### [Provided records]
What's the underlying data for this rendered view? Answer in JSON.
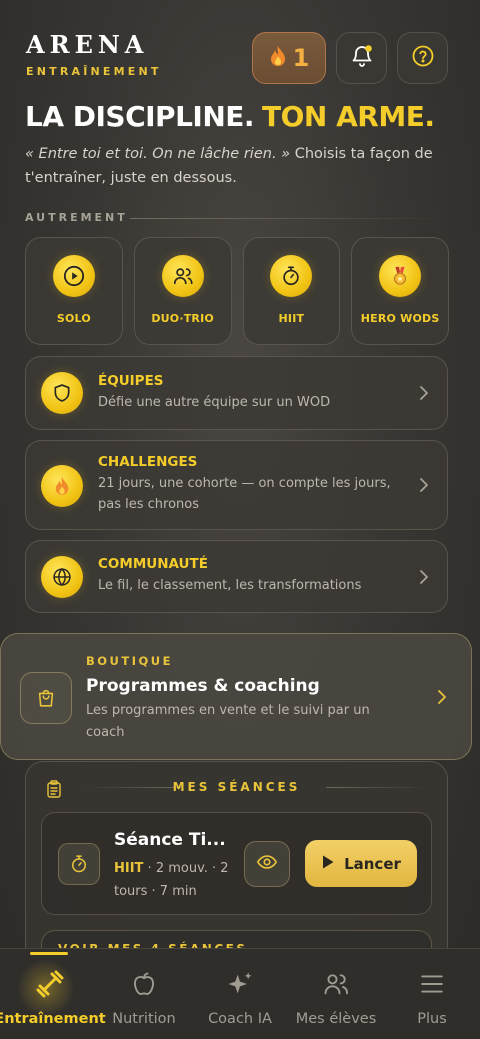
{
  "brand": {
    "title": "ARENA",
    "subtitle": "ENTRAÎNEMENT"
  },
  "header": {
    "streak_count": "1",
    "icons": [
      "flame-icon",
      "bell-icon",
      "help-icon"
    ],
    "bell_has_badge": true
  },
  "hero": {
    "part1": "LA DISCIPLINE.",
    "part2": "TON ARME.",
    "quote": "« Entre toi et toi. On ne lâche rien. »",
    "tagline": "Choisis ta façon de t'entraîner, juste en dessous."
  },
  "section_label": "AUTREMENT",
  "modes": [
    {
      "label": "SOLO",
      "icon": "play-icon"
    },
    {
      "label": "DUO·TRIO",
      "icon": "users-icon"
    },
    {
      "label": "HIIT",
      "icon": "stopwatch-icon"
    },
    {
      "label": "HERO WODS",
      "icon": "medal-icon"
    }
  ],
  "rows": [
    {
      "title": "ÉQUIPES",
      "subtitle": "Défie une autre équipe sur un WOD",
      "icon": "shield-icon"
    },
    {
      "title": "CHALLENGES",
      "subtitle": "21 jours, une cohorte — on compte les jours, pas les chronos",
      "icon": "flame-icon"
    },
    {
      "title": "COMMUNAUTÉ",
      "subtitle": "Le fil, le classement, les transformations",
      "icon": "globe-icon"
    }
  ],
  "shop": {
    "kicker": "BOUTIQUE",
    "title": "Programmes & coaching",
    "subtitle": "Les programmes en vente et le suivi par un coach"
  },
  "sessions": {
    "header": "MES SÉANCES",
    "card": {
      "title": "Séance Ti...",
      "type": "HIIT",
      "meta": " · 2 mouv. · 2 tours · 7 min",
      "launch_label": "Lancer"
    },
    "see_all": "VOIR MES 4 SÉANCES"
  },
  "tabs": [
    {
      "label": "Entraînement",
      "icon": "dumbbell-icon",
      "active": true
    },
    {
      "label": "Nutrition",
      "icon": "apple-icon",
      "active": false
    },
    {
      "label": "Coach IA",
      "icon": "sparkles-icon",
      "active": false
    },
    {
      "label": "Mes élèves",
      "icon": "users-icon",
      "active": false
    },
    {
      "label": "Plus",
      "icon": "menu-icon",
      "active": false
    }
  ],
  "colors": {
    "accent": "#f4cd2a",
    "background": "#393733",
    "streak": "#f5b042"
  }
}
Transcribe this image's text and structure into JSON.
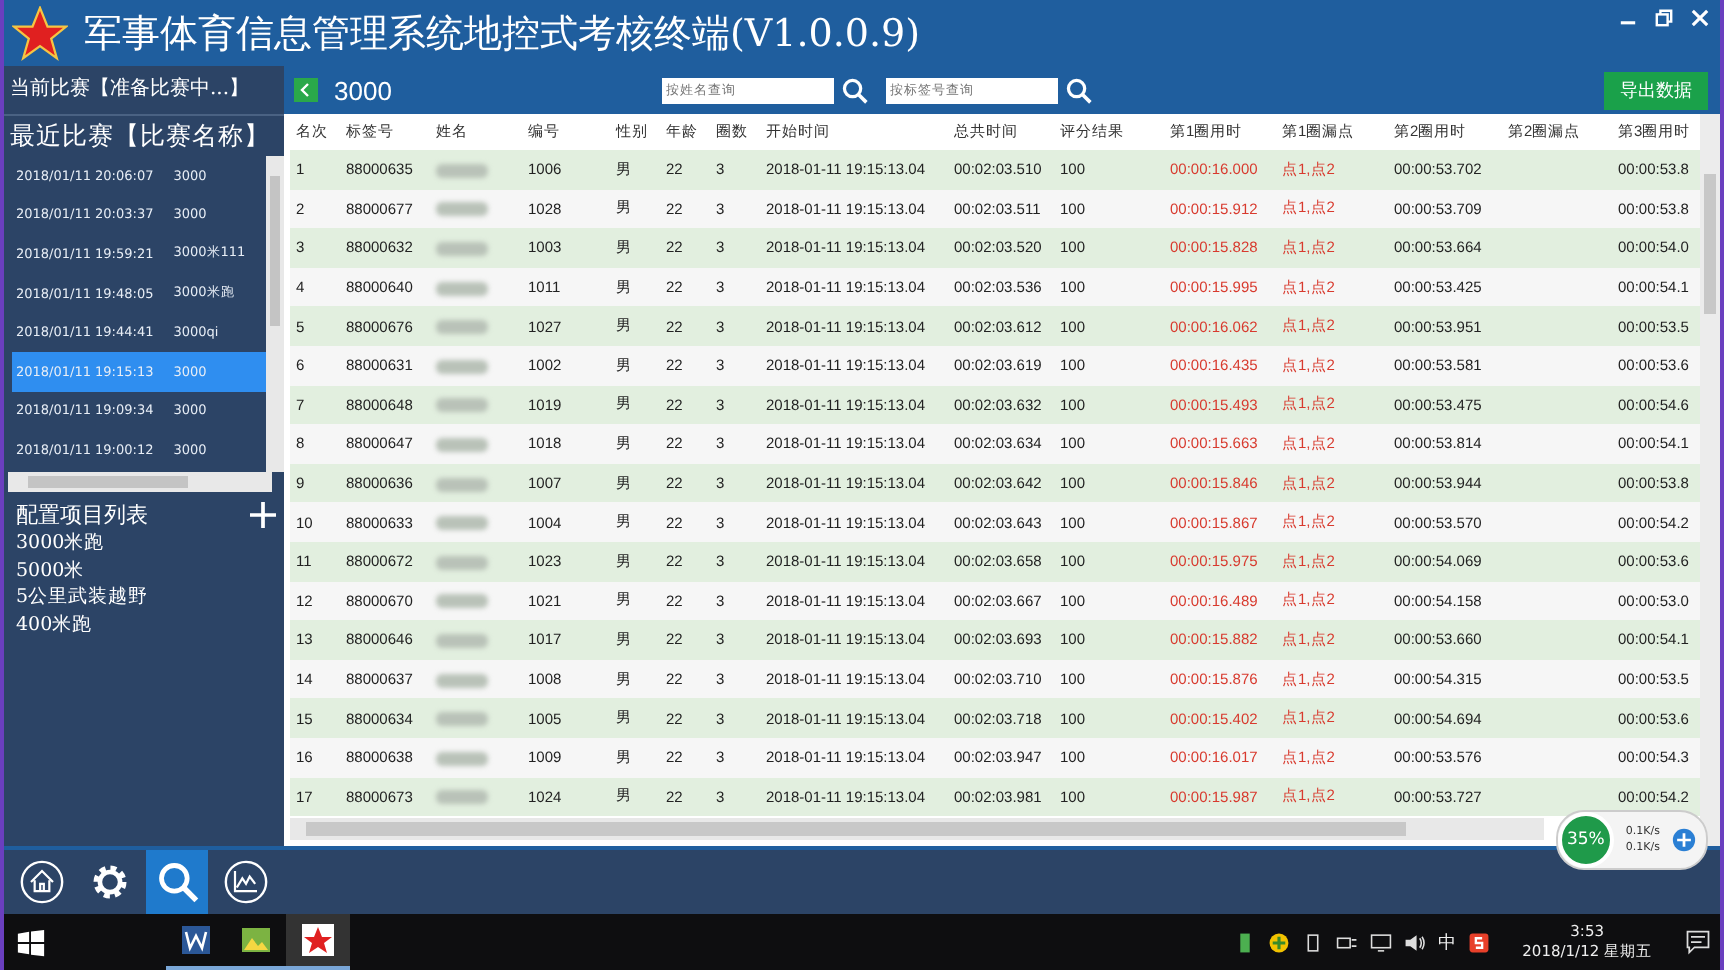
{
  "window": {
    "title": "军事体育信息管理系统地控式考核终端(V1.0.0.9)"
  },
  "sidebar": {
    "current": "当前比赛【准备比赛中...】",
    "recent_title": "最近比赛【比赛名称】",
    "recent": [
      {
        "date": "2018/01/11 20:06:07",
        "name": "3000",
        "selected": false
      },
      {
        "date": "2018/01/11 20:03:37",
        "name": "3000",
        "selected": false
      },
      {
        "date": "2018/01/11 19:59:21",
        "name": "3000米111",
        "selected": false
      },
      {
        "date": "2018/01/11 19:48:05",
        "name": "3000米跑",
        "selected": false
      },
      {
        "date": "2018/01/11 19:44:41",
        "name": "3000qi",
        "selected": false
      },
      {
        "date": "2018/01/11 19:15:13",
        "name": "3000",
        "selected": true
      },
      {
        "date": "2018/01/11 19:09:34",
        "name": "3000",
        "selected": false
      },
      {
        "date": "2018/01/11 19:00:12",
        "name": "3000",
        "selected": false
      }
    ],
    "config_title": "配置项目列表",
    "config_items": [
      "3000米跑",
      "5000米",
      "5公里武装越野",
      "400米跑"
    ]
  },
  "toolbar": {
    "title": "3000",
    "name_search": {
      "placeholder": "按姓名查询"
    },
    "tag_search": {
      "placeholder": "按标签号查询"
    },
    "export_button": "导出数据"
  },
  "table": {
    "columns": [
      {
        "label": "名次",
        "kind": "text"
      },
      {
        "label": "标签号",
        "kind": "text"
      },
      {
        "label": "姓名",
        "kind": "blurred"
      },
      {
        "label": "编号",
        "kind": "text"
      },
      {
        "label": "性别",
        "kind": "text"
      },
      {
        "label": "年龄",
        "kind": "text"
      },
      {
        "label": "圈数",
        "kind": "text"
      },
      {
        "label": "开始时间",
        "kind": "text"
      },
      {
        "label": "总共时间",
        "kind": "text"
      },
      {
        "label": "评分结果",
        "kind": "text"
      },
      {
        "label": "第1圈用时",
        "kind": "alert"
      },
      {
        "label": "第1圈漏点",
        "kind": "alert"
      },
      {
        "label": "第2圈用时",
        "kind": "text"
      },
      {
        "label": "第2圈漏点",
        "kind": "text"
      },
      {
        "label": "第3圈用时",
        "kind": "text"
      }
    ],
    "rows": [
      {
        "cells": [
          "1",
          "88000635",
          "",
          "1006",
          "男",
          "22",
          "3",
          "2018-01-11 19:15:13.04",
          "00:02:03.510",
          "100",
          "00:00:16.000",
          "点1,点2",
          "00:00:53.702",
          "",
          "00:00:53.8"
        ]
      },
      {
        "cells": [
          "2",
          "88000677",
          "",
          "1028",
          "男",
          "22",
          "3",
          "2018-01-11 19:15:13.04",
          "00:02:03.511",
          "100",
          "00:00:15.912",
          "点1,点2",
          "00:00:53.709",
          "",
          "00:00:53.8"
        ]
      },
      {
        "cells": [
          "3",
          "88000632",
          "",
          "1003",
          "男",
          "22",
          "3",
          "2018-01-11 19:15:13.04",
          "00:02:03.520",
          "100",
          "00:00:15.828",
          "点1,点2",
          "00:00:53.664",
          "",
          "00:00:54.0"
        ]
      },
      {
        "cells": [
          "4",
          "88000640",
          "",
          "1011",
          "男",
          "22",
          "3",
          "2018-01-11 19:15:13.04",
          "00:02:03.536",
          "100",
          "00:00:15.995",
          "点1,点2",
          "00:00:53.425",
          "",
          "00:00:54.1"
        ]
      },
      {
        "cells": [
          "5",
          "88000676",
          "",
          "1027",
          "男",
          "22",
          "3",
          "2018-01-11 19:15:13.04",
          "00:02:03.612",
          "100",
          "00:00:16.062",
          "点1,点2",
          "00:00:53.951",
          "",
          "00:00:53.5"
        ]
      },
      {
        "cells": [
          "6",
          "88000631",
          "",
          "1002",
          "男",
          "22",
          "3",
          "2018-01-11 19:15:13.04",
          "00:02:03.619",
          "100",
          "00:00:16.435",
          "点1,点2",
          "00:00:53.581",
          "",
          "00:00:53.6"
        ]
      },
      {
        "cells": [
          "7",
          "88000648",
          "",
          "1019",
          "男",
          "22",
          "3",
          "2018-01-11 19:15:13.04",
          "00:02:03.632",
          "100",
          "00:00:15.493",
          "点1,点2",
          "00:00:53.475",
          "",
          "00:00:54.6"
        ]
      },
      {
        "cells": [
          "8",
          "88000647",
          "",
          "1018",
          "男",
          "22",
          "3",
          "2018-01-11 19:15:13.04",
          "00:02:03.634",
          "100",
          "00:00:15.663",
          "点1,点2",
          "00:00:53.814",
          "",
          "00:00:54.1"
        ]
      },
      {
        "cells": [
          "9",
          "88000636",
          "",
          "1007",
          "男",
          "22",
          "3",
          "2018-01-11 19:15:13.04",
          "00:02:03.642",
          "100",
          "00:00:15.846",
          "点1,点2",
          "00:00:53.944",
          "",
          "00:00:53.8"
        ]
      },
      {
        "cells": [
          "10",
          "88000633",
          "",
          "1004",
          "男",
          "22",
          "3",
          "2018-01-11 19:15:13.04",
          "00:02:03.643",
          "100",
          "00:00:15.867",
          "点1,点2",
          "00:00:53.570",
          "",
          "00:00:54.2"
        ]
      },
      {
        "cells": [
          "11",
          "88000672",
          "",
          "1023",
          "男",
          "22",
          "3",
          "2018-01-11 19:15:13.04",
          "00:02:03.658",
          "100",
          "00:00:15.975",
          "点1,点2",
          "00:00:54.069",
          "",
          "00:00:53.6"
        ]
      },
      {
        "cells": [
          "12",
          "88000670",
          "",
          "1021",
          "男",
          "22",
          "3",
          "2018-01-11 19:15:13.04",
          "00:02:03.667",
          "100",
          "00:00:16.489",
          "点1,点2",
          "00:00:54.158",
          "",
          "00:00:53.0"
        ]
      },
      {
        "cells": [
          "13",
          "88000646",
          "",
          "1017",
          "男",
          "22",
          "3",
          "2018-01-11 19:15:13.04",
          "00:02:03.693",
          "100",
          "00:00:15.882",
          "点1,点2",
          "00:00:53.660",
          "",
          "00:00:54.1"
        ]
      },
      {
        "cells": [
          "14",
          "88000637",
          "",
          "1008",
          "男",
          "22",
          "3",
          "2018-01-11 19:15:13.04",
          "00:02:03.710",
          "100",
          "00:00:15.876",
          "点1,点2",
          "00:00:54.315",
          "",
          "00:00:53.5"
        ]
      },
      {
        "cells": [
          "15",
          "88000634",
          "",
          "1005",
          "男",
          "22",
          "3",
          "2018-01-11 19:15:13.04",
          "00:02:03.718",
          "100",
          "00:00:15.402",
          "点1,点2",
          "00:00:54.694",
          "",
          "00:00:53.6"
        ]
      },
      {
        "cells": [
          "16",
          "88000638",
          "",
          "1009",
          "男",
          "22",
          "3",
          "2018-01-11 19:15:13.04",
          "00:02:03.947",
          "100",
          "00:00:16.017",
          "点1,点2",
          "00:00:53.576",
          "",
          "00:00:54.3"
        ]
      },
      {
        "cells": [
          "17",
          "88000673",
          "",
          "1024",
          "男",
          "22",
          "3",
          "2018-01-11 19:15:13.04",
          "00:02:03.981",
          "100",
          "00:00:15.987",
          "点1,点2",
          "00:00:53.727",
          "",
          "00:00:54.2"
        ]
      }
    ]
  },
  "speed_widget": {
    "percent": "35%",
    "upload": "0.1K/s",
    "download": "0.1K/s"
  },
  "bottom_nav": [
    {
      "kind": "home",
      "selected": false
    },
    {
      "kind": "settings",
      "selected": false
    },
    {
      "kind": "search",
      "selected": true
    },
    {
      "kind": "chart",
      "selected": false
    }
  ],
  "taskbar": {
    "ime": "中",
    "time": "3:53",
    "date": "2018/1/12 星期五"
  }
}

### [Objective]
Look through the listing above and count the lines where the string "true" appears. Report the number only.

### [Result for this task]
4